Begin MATERIAL PROVIDED
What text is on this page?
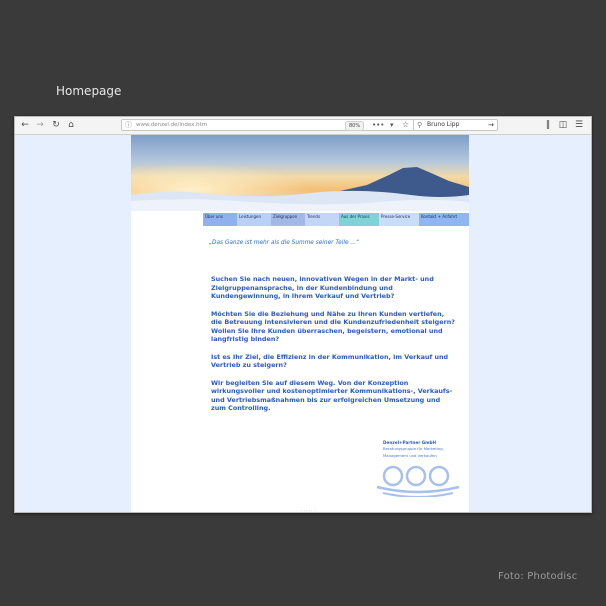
Homepage
Foto: Photodisc
← → ↻ ⌂	ⓘ www.denzel.de/index.htm	80%	••• ▾ ☆ ⚲ Bruno Lipp	→	‖ ◫ ☰
Über uns	Leistungen	Zielgruppen	Trends	Aus der Praxis	Presse-Service	Kontakt + Anfahrt
„Das Ganze ist mehr als die Summe seiner Teile ...“

Suchen Sie nach neuen, innovativen Wegen in der Markt- und Zielgruppenansprache, in der Kundenbindung und Kundengewinnung, in Ihrem Verkauf und Vertrieb?

Möchten Sie die Beziehung und Nähe zu Ihren Kunden vertiefen, die Betreuung intensivieren und die Kundenzufriedenheit steigern? Wollen Sie Ihre Kunden überraschen, begeistern, emotional und langfristig binden?

Ist es Ihr Ziel, die Effizienz in der Kommunikation, im Verkauf und Vertrieb zu steigern?

Wir begleiten Sie auf diesem Weg. Von der Konzeption wirkungsvoller und kostenoptimierter Kommunikations-, Verkaufs- und Vertriebsmaßnahmen bis zur erfolgreichen Umsetzung und zum Controlling.

Denzel+Partner GmbH
Beratungsgruppe für Marketing,
Management und Verkaufen
. . . . . .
End MATERIAL PROVIDED
- **JOB**: Can you repeat every record above exactly, apart from the pictures?

- **RESULT FOR THIS EXERCISE**:
What text is on this page?
Homepage
Foto: Photodisc
← → ↻ ⌂	ⓘ www.denzel.de/index.htm	80%	••• ▾ ☆ ⚲ Bruno Lipp	→	‖ ◫ ☰
Über uns	Leistungen	Zielgruppen	Trends	Aus der Praxis	Presse-Service	Kontakt + Anfahrt
„Das Ganze ist mehr als die Summe seiner Teile ...“

Suchen Sie nach neuen, innovativen Wegen in der Markt- und Zielgruppenansprache, in der Kundenbindung und Kundengewinnung, in Ihrem Verkauf und Vertrieb?

Möchten Sie die Beziehung und Nähe zu Ihren Kunden vertiefen, die Betreuung intensivieren und die Kundenzufriedenheit steigern? Wollen Sie Ihre Kunden überraschen, begeistern, emotional und langfristig binden?

Ist es Ihr Ziel, die Effizienz in der Kommunikation, im Verkauf und Vertrieb zu steigern?

Wir begleiten Sie auf diesem Weg. Von der Konzeption wirkungsvoller und kostenoptimierter Kommunikations-, Verkaufs- und Vertriebsmaßnahmen bis zur erfolgreichen Umsetzung und zum Controlling.

Denzel+Partner GmbH
Beratungsgruppe für Marketing,
Management und Verkaufen
. . . . . .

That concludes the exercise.